▶ Challenge: Where does the string "True" appear in the records? Copy every line that contains it.

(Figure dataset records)
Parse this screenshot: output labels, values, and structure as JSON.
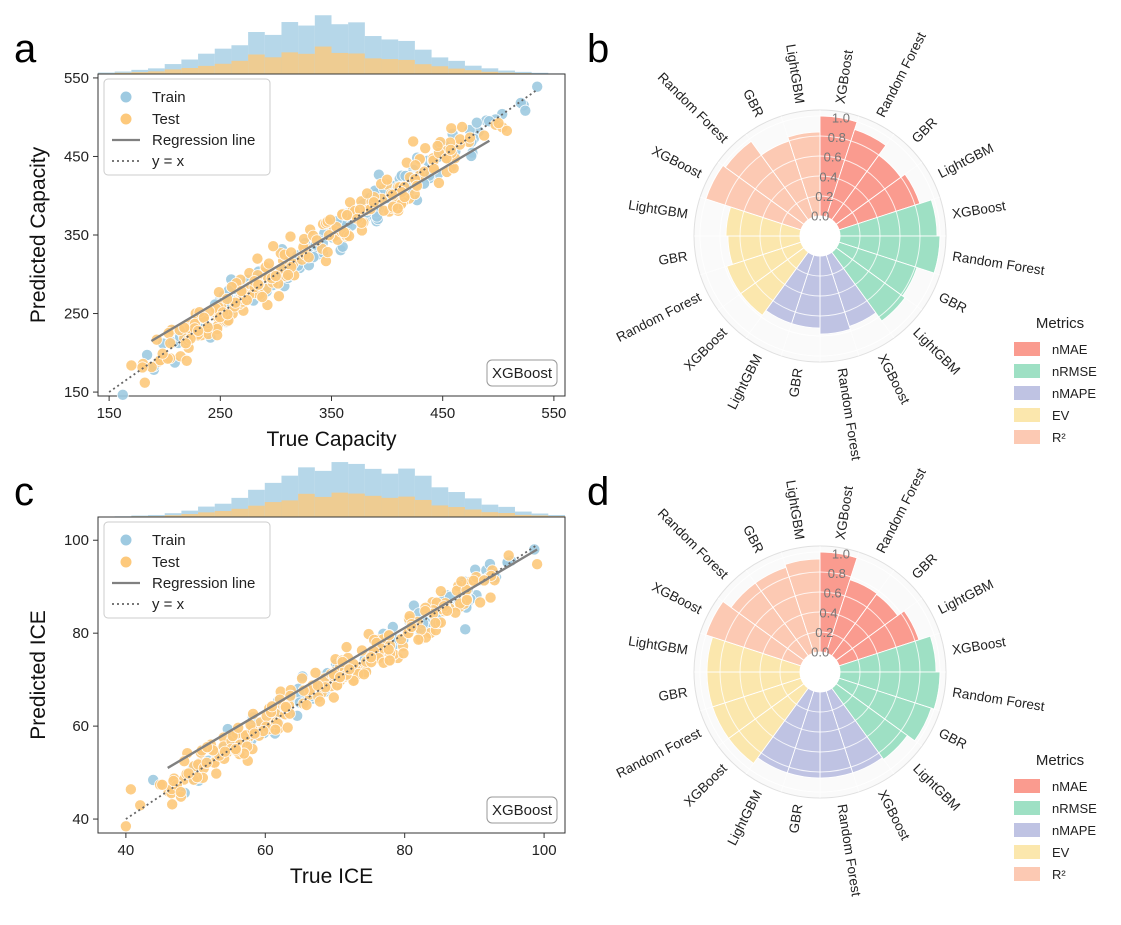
{
  "panels": {
    "a": "a",
    "b": "b",
    "c": "c",
    "d": "d"
  },
  "colors": {
    "train": "#9ecae1",
    "test": "#fdc97c",
    "regression": "#808080",
    "nMAE": "#fa9b8f",
    "nRMSE": "#9ee0c4",
    "nMAPE": "#bfc3e3",
    "EV": "#fbe7ad",
    "R2": "#fcc9b3"
  },
  "chart_data": [
    {
      "id": "a",
      "type": "scatter",
      "xlabel": "True Capacity",
      "ylabel": "Predicted Capacity",
      "xlim": [
        140,
        560
      ],
      "ylim": [
        145,
        555
      ],
      "xticks": [
        "150",
        "250",
        "350",
        "450",
        "550"
      ],
      "yticks": [
        "150",
        "250",
        "350",
        "450",
        "550"
      ],
      "model_badge": "XGBoost",
      "legend": [
        "Train",
        "Test",
        "Regression line",
        "y = x"
      ],
      "regression_line": [
        [
          188,
          215
        ],
        [
          492,
          470
        ]
      ],
      "identity_line": [
        [
          150,
          150
        ],
        [
          535,
          535
        ]
      ],
      "train_range": [
        155,
        535
      ],
      "test_range": [
        155,
        515
      ],
      "hist_center": 340
    },
    {
      "id": "c",
      "type": "scatter",
      "xlabel": "True ICE",
      "ylabel": "Predicted ICE",
      "xlim": [
        36,
        103
      ],
      "ylim": [
        37,
        105
      ],
      "xticks": [
        "40",
        "60",
        "80",
        "100"
      ],
      "yticks": [
        "40",
        "60",
        "80",
        "100"
      ],
      "model_badge": "XGBoost",
      "legend": [
        "Train",
        "Test",
        "Regression line",
        "y = x"
      ],
      "regression_line": [
        [
          46,
          51
        ],
        [
          99,
          98
        ]
      ],
      "identity_line": [
        [
          40,
          40
        ],
        [
          99,
          99
        ]
      ],
      "train_range": [
        40,
        99
      ],
      "test_range": [
        40,
        99
      ],
      "hist_center": 73
    },
    {
      "id": "b",
      "type": "bar",
      "subtype": "polar",
      "radial_ticks": [
        "0.0",
        "0.2",
        "0.4",
        "0.6",
        "0.8",
        "1.0"
      ],
      "models": [
        "XGBoost",
        "Random Forest",
        "GBR",
        "LightGBM"
      ],
      "legend_title": "Metrics",
      "metrics": [
        "nMAE",
        "nRMSE",
        "nMAPE",
        "EV",
        "R²"
      ],
      "values": {
        "nMAE": [
          1.0,
          0.92,
          0.8,
          0.85
        ],
        "nRMSE": [
          0.97,
          1.0,
          0.82,
          0.85
        ],
        "nMAPE": [
          0.75,
          0.78,
          0.72,
          0.72
        ],
        "EV": [
          0.78,
          0.78,
          0.72,
          0.74
        ],
        "R2": [
          1.0,
          0.97,
          0.8,
          0.84
        ]
      }
    },
    {
      "id": "d",
      "type": "bar",
      "subtype": "polar",
      "radial_ticks": [
        "0.0",
        "0.2",
        "0.4",
        "0.6",
        "0.8",
        "1.0"
      ],
      "models": [
        "XGBoost",
        "Random Forest",
        "GBR",
        "LightGBM"
      ],
      "legend_title": "Metrics",
      "metrics": [
        "nMAE",
        "nRMSE",
        "nMAPE",
        "EV",
        "R²"
      ],
      "values": {
        "nMAE": [
          1.0,
          0.77,
          0.76,
          0.84
        ],
        "nRMSE": [
          0.96,
          1.0,
          0.97,
          0.88
        ],
        "nMAPE": [
          0.86,
          0.86,
          0.86,
          0.86
        ],
        "EV": [
          0.93,
          0.93,
          0.93,
          0.93
        ],
        "R2": [
          1.0,
          0.9,
          0.9,
          0.93
        ]
      }
    }
  ]
}
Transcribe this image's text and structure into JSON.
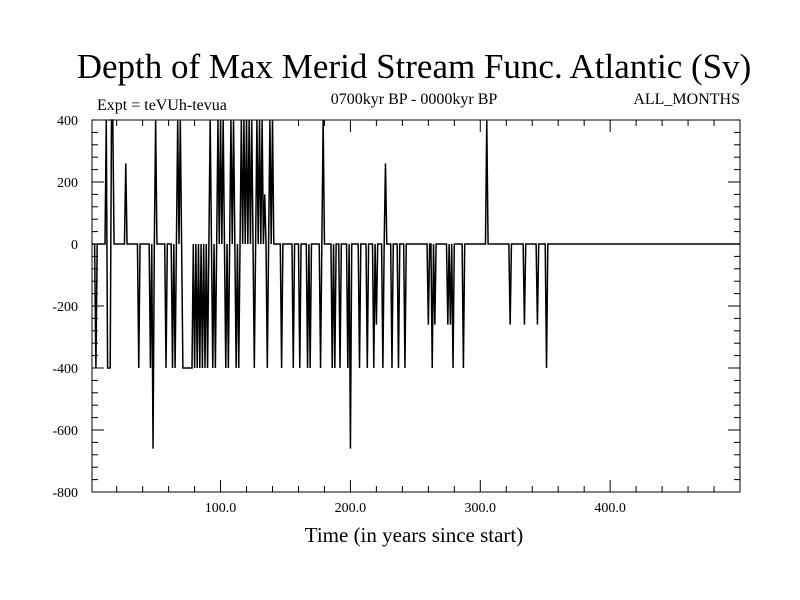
{
  "chart_data": {
    "type": "line",
    "title": "Depth of Max Merid Stream Func. Atlantic (Sv)",
    "subtitle_left": "Expt = teVUh-tevua",
    "subtitle_center": "0700kyr BP - 0000kyr BP",
    "subtitle_right": "ALL_MONTHS",
    "xlabel": "Time (in years since start)",
    "ylabel": "",
    "xlim": [
      1,
      500
    ],
    "ylim": [
      -800,
      400
    ],
    "xticks": [
      {
        "value": 100,
        "label": "100.0"
      },
      {
        "value": 200,
        "label": "200.0"
      },
      {
        "value": 300,
        "label": "300.0"
      },
      {
        "value": 400,
        "label": "400.0"
      }
    ],
    "yticks": [
      {
        "value": 400,
        "label": "400"
      },
      {
        "value": 200,
        "label": "200"
      },
      {
        "value": 0,
        "label": "0"
      },
      {
        "value": -200,
        "label": "-200"
      },
      {
        "value": -400,
        "label": "-400"
      },
      {
        "value": -600,
        "label": "-600"
      },
      {
        "value": -800,
        "label": "-800"
      }
    ],
    "grid": false,
    "series": [
      {
        "color": "#000000",
        "points": [
          [
            1,
            0
          ],
          [
            3,
            0
          ],
          [
            4,
            -400
          ],
          [
            5,
            0
          ],
          [
            11,
            0
          ],
          [
            12,
            400
          ],
          [
            13,
            -400
          ],
          [
            15,
            -400
          ],
          [
            16,
            400
          ],
          [
            17,
            400
          ],
          [
            18,
            0
          ],
          [
            26,
            0
          ],
          [
            27,
            260
          ],
          [
            28,
            0
          ],
          [
            36,
            0
          ],
          [
            37,
            -400
          ],
          [
            38,
            0
          ],
          [
            45,
            0
          ],
          [
            46,
            -400
          ],
          [
            47,
            0
          ],
          [
            48,
            -660
          ],
          [
            49,
            0
          ],
          [
            50,
            400
          ],
          [
            51,
            0
          ],
          [
            57,
            0
          ],
          [
            58,
            -400
          ],
          [
            59,
            0
          ],
          [
            62,
            0
          ],
          [
            63,
            -400
          ],
          [
            64,
            0
          ],
          [
            65,
            -400
          ],
          [
            66,
            0
          ],
          [
            67,
            400
          ],
          [
            68,
            0
          ],
          [
            69,
            400
          ],
          [
            70,
            0
          ],
          [
            71,
            -400
          ],
          [
            78,
            -400
          ],
          [
            79,
            0
          ],
          [
            80,
            -400
          ],
          [
            81,
            0
          ],
          [
            82,
            -400
          ],
          [
            83,
            0
          ],
          [
            84,
            -400
          ],
          [
            85,
            0
          ],
          [
            86,
            -400
          ],
          [
            87,
            0
          ],
          [
            88,
            -400
          ],
          [
            89,
            0
          ],
          [
            90,
            -400
          ],
          [
            91,
            0
          ],
          [
            92,
            400
          ],
          [
            93,
            0
          ],
          [
            94,
            -400
          ],
          [
            95,
            0
          ],
          [
            96,
            -400
          ],
          [
            97,
            0
          ],
          [
            98,
            400
          ],
          [
            99,
            0
          ],
          [
            100,
            400
          ],
          [
            101,
            0
          ],
          [
            102,
            400
          ],
          [
            103,
            0
          ],
          [
            104,
            -400
          ],
          [
            105,
            0
          ],
          [
            106,
            -400
          ],
          [
            107,
            0
          ],
          [
            108,
            400
          ],
          [
            109,
            0
          ],
          [
            110,
            400
          ],
          [
            111,
            0
          ],
          [
            112,
            -400
          ],
          [
            113,
            0
          ],
          [
            114,
            -400
          ],
          [
            115,
            0
          ],
          [
            116,
            400
          ],
          [
            117,
            0
          ],
          [
            118,
            400
          ],
          [
            119,
            0
          ],
          [
            120,
            400
          ],
          [
            121,
            0
          ],
          [
            122,
            400
          ],
          [
            123,
            0
          ],
          [
            124,
            400
          ],
          [
            125,
            0
          ],
          [
            126,
            -400
          ],
          [
            127,
            0
          ],
          [
            128,
            400
          ],
          [
            129,
            0
          ],
          [
            130,
            400
          ],
          [
            131,
            0
          ],
          [
            132,
            400
          ],
          [
            133,
            0
          ],
          [
            134,
            160
          ],
          [
            135,
            0
          ],
          [
            136,
            -400
          ],
          [
            137,
            0
          ],
          [
            138,
            400
          ],
          [
            139,
            0
          ],
          [
            140,
            400
          ],
          [
            141,
            0
          ],
          [
            146,
            0
          ],
          [
            147,
            -400
          ],
          [
            148,
            0
          ],
          [
            155,
            0
          ],
          [
            156,
            -400
          ],
          [
            157,
            0
          ],
          [
            160,
            0
          ],
          [
            161,
            -400
          ],
          [
            162,
            0
          ],
          [
            166,
            0
          ],
          [
            167,
            -400
          ],
          [
            168,
            0
          ],
          [
            169,
            -400
          ],
          [
            170,
            0
          ],
          [
            176,
            0
          ],
          [
            177,
            -400
          ],
          [
            178,
            0
          ],
          [
            179,
            400
          ],
          [
            180,
            0
          ],
          [
            185,
            0
          ],
          [
            186,
            -400
          ],
          [
            187,
            0
          ],
          [
            188,
            -400
          ],
          [
            189,
            0
          ],
          [
            191,
            0
          ],
          [
            192,
            -400
          ],
          [
            193,
            0
          ],
          [
            197,
            0
          ],
          [
            198,
            -400
          ],
          [
            199,
            0
          ],
          [
            200,
            -660
          ],
          [
            201,
            0
          ],
          [
            206,
            0
          ],
          [
            207,
            -400
          ],
          [
            208,
            0
          ],
          [
            212,
            0
          ],
          [
            213,
            -400
          ],
          [
            214,
            0
          ],
          [
            217,
            0
          ],
          [
            218,
            -400
          ],
          [
            219,
            0
          ],
          [
            220,
            -260
          ],
          [
            221,
            0
          ],
          [
            224,
            0
          ],
          [
            225,
            -400
          ],
          [
            226,
            0
          ],
          [
            227,
            260
          ],
          [
            228,
            0
          ],
          [
            231,
            0
          ],
          [
            232,
            -400
          ],
          [
            233,
            0
          ],
          [
            236,
            0
          ],
          [
            237,
            -400
          ],
          [
            238,
            0
          ],
          [
            241,
            0
          ],
          [
            242,
            -400
          ],
          [
            243,
            0
          ],
          [
            259,
            0
          ],
          [
            260,
            -260
          ],
          [
            261,
            0
          ],
          [
            262,
            0
          ],
          [
            263,
            -400
          ],
          [
            264,
            0
          ],
          [
            265,
            -260
          ],
          [
            266,
            0
          ],
          [
            274,
            0
          ],
          [
            275,
            -260
          ],
          [
            276,
            0
          ],
          [
            277,
            -260
          ],
          [
            278,
            0
          ],
          [
            279,
            -400
          ],
          [
            280,
            0
          ],
          [
            286,
            0
          ],
          [
            287,
            -400
          ],
          [
            288,
            0
          ],
          [
            304,
            0
          ],
          [
            305,
            400
          ],
          [
            306,
            0
          ],
          [
            322,
            0
          ],
          [
            323,
            -260
          ],
          [
            324,
            0
          ],
          [
            333,
            0
          ],
          [
            334,
            -260
          ],
          [
            335,
            0
          ],
          [
            343,
            0
          ],
          [
            344,
            -260
          ],
          [
            345,
            0
          ],
          [
            350,
            0
          ],
          [
            351,
            -400
          ],
          [
            352,
            0
          ],
          [
            500,
            0
          ]
        ]
      }
    ]
  }
}
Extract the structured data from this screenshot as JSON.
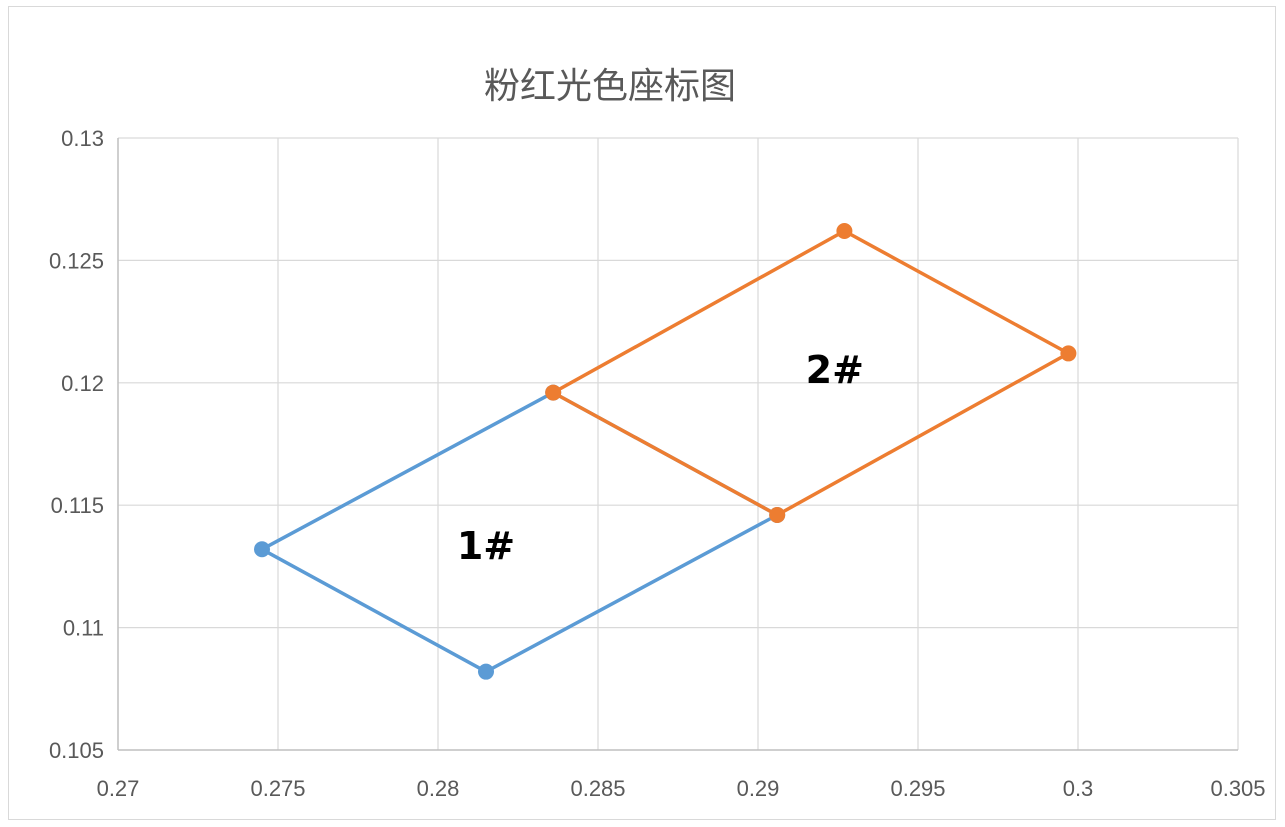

▶ Full output:
      "xlabel": "True Capacity",
      "xlabel": "True ICE",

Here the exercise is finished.